— start Given information —

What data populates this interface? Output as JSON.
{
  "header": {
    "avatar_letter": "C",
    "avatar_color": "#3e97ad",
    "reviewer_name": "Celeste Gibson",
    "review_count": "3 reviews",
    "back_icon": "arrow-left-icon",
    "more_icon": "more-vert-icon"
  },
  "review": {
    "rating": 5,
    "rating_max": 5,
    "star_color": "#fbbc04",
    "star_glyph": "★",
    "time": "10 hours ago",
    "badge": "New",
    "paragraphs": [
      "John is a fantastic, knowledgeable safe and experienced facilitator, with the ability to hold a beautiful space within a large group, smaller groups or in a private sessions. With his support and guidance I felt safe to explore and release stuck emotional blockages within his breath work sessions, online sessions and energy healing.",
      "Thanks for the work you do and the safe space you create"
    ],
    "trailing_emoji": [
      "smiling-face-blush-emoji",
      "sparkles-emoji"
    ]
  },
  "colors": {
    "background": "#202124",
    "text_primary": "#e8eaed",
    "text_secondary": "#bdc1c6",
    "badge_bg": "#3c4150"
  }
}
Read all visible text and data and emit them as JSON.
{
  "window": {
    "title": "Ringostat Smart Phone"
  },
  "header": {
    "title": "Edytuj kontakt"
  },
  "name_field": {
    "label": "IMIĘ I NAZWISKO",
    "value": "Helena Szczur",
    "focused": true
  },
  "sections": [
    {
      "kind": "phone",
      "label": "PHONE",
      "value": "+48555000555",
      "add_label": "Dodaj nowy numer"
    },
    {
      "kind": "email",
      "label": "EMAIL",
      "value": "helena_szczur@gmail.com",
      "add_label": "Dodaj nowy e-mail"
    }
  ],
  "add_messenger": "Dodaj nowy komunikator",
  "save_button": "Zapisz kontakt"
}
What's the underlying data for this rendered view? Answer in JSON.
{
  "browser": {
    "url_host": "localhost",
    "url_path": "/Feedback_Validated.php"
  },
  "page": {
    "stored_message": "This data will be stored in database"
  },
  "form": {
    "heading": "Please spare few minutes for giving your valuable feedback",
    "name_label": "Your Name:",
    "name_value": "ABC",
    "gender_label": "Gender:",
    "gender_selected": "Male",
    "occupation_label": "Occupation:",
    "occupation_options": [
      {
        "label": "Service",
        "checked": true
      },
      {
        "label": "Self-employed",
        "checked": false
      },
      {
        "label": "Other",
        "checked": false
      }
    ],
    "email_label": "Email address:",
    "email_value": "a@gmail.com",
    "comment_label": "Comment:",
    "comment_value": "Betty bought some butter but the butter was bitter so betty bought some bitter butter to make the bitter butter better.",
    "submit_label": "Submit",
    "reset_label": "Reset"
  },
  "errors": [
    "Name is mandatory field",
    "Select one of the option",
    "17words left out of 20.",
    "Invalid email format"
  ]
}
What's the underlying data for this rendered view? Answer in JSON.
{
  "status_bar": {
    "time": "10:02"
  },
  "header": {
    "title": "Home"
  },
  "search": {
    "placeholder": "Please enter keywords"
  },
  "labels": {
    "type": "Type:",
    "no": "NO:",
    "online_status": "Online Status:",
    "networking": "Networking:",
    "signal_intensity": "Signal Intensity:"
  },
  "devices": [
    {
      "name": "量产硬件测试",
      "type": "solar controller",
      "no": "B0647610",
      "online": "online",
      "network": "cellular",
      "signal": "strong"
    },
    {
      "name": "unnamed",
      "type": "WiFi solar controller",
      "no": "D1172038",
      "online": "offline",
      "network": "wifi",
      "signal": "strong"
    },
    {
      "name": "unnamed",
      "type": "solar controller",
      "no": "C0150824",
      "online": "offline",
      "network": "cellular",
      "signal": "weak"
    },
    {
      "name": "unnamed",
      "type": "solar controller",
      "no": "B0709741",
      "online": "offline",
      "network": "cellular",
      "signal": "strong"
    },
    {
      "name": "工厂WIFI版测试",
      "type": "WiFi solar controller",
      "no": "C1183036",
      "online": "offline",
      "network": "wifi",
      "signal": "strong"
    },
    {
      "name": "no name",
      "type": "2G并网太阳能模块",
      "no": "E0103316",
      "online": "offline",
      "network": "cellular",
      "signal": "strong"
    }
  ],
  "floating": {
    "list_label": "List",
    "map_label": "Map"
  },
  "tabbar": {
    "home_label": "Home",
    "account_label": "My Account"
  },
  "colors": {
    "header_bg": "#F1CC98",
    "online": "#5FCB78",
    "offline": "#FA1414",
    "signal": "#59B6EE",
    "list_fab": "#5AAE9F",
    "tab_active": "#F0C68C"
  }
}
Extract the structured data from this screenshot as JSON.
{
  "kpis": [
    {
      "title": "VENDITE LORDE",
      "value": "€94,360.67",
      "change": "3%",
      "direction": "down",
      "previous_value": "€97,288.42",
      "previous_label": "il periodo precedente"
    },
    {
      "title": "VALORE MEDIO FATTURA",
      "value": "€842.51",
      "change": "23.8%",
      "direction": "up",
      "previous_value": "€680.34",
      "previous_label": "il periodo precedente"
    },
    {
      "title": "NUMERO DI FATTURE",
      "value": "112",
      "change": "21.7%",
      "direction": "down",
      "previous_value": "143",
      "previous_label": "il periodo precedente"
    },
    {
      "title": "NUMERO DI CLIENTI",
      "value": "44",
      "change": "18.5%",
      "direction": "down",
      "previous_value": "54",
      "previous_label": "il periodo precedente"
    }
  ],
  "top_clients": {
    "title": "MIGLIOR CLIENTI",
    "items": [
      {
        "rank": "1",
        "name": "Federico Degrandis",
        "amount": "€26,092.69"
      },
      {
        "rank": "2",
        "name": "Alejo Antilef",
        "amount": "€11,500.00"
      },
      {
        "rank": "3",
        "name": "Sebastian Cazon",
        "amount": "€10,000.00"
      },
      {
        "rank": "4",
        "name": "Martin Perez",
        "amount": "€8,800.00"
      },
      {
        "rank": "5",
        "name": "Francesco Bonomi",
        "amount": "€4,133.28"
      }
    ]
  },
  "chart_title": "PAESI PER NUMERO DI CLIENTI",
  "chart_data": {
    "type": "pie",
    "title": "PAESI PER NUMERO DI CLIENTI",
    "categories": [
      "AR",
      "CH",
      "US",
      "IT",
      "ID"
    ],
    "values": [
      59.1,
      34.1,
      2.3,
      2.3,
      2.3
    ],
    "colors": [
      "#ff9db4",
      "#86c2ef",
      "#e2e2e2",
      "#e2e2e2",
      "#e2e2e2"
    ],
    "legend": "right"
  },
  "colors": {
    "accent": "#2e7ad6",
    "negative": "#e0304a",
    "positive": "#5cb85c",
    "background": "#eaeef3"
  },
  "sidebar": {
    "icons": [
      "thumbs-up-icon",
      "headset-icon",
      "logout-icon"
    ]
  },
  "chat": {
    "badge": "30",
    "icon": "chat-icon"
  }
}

— end Given information —

— Request —
Copy each line from the records above that includes the string "amount".

— Correct response —
        "amount": "€26,092.69"
        "amount": "€11,500.00"
        "amount": "€10,000.00"
        "amount": "€8,800.00"
        "amount": "€4,133.28"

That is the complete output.